Stored records
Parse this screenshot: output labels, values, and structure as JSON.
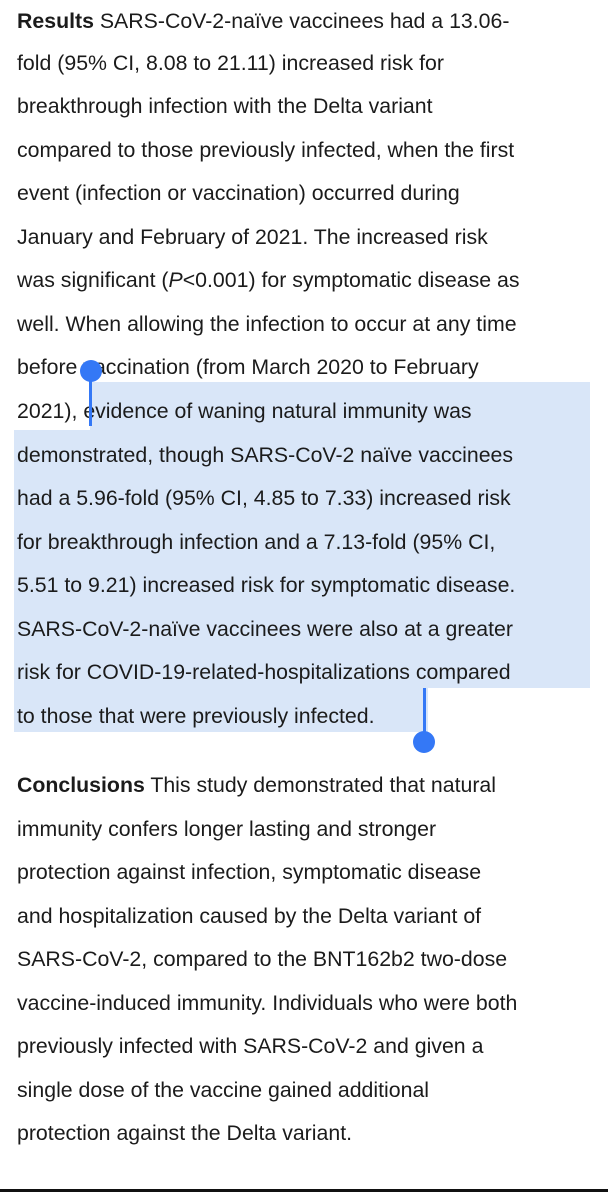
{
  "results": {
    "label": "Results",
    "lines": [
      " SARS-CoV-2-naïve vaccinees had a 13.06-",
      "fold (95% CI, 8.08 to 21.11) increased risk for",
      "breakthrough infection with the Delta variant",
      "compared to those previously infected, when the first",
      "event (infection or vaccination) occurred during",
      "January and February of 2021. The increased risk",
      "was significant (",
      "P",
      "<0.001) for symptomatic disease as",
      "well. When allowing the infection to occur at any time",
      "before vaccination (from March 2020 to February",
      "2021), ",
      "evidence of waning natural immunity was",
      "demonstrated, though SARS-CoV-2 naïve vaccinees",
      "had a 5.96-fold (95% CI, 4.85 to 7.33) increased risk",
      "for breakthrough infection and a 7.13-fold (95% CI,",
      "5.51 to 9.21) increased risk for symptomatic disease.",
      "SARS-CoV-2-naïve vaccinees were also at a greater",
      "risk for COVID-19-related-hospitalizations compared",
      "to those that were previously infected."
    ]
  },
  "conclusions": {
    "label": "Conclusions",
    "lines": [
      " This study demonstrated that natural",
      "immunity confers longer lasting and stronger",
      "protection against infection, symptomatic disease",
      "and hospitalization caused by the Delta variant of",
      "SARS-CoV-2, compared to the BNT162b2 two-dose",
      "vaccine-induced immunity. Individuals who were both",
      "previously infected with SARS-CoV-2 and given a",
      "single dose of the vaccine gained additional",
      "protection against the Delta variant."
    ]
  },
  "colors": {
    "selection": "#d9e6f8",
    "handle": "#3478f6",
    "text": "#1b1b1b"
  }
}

What is asked
Write out the records above once more, word for word, with no pictures.

The answer
Parse this screenshot: output labels, values, and structure as JSON.
{
  "results": {
    "label": "Results",
    "lines": [
      " SARS-CoV-2-naïve vaccinees had a 13.06-",
      "fold (95% CI, 8.08 to 21.11) increased risk for",
      "breakthrough infection with the Delta variant",
      "compared to those previously infected, when the first",
      "event (infection or vaccination) occurred during",
      "January and February of 2021. The increased risk",
      "was significant (",
      "P",
      "<0.001) for symptomatic disease as",
      "well. When allowing the infection to occur at any time",
      "before vaccination (from March 2020 to February",
      "2021), ",
      "evidence of waning natural immunity was",
      "demonstrated, though SARS-CoV-2 naïve vaccinees",
      "had a 5.96-fold (95% CI, 4.85 to 7.33) increased risk",
      "for breakthrough infection and a 7.13-fold (95% CI,",
      "5.51 to 9.21) increased risk for symptomatic disease.",
      "SARS-CoV-2-naïve vaccinees were also at a greater",
      "risk for COVID-19-related-hospitalizations compared",
      "to those that were previously infected."
    ]
  },
  "conclusions": {
    "label": "Conclusions",
    "lines": [
      " This study demonstrated that natural",
      "immunity confers longer lasting and stronger",
      "protection against infection, symptomatic disease",
      "and hospitalization caused by the Delta variant of",
      "SARS-CoV-2, compared to the BNT162b2 two-dose",
      "vaccine-induced immunity. Individuals who were both",
      "previously infected with SARS-CoV-2 and given a",
      "single dose of the vaccine gained additional",
      "protection against the Delta variant."
    ]
  },
  "colors": {
    "selection": "#d9e6f8",
    "handle": "#3478f6",
    "text": "#1b1b1b"
  }
}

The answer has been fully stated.